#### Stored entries
==================================================

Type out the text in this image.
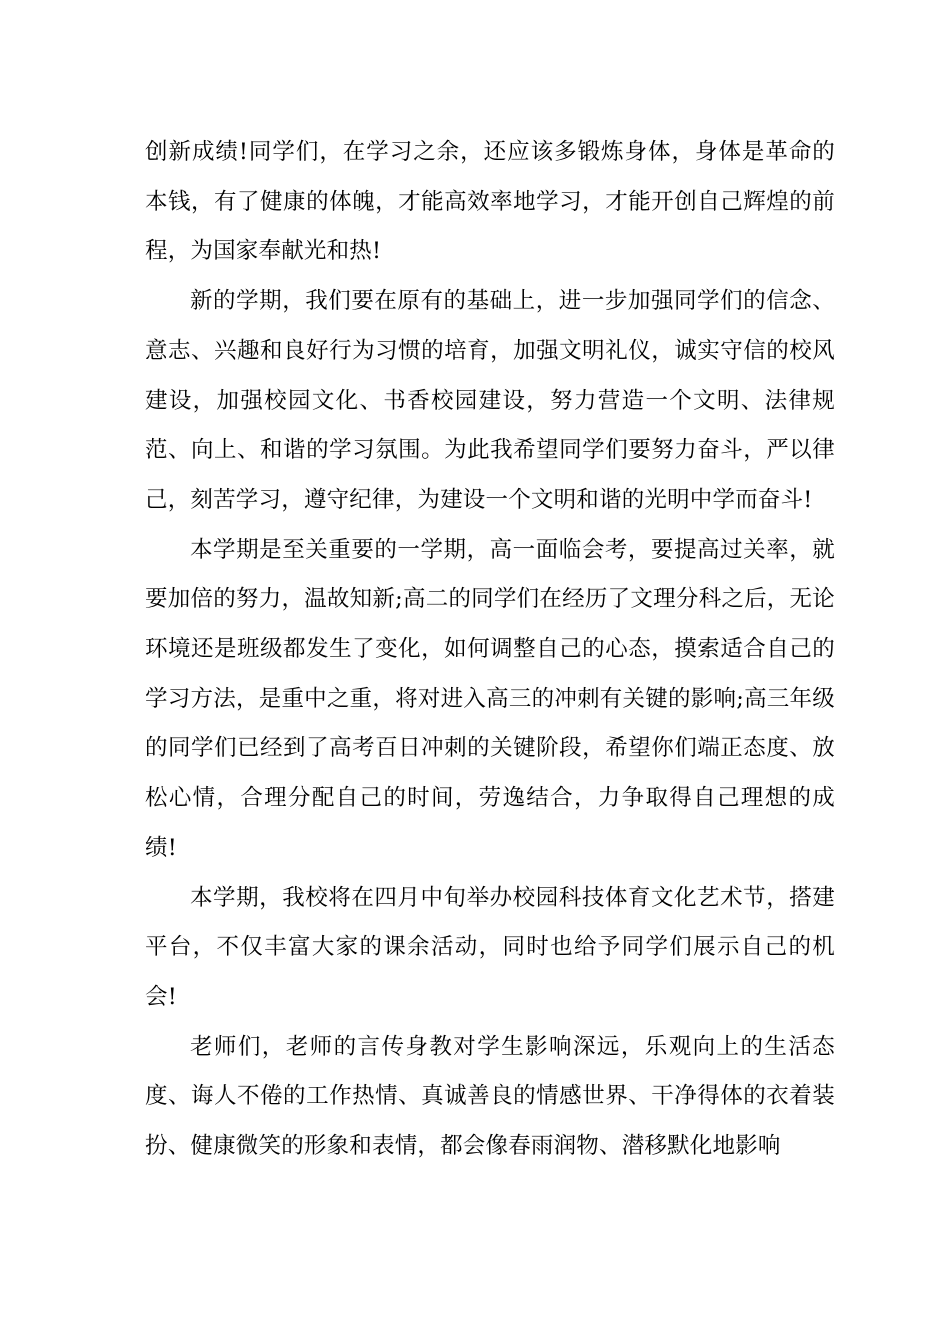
创新成绩!同学们，在学习之余，还应该多锻炼身体，身体是革命的本钱，有了健康的体魄，才能高效率地学习，才能开创自己辉煌的前程，为国家奉献光和热!

新的学期，我们要在原有的基础上，进一步加强同学们的信念、意志、兴趣和良好行为习惯的培育，加强文明礼仪，诚实守信的校风建设，加强校园文化、书香校园建设，努力营造一个文明、法律规范、向上、和谐的学习氛围。为此我希望同学们要努力奋斗，严以律己，刻苦学习，遵守纪律，为建设一个文明和谐的光明中学而奋斗!

本学期是至关重要的一学期，高一面临会考，要提高过关率，就要加倍的努力，温故知新;高二的同学们在经历了文理分科之后，无论环境还是班级都发生了变化，如何调整自己的心态，摸索适合自己的学习方法，是重中之重，将对进入高三的冲刺有关键的影响;高三年级的同学们已经到了高考百日冲刺的关键阶段，希望你们端正态度、放松心情，合理分配自己的时间，劳逸结合，力争取得自己理想的成绩!

本学期，我校将在四月中旬举办校园科技体育文化艺术节，搭建平台，不仅丰富大家的课余活动，同时也给予同学们展示自己的机会!

老师们，老师的言传身教对学生影响深远，乐观向上的生活态度、诲人不倦的工作热情、真诚善良的情感世界、干净得体的衣着装扮、健康微笑的形象和表情，都会像春雨润物、潜移默化地影响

==================================================

#### Exercise objective
Write out every line above exactly as it is, leaving out the pictures.

#### Result
Type out the text in this image.
创新成绩!同学们，在学习之余，还应该多锻炼身体，身体是革命的本钱，有了健康的体魄，才能高效率地学习，才能开创自己辉煌的前程，为国家奉献光和热!

新的学期，我们要在原有的基础上，进一步加强同学们的信念、意志、兴趣和良好行为习惯的培育，加强文明礼仪，诚实守信的校风建设，加强校园文化、书香校园建设，努力营造一个文明、法律规范、向上、和谐的学习氛围。为此我希望同学们要努力奋斗，严以律己，刻苦学习，遵守纪律，为建设一个文明和谐的光明中学而奋斗!

本学期是至关重要的一学期，高一面临会考，要提高过关率，就要加倍的努力，温故知新;高二的同学们在经历了文理分科之后，无论环境还是班级都发生了变化，如何调整自己的心态，摸索适合自己的学习方法，是重中之重，将对进入高三的冲刺有关键的影响;高三年级的同学们已经到了高考百日冲刺的关键阶段，希望你们端正态度、放松心情，合理分配自己的时间，劳逸结合，力争取得自己理想的成绩!

本学期，我校将在四月中旬举办校园科技体育文化艺术节，搭建平台，不仅丰富大家的课余活动，同时也给予同学们展示自己的机会!

老师们，老师的言传身教对学生影响深远，乐观向上的生活态度、诲人不倦的工作热情、真诚善良的情感世界、干净得体的衣着装扮、健康微笑的形象和表情，都会像春雨润物、潜移默化地影响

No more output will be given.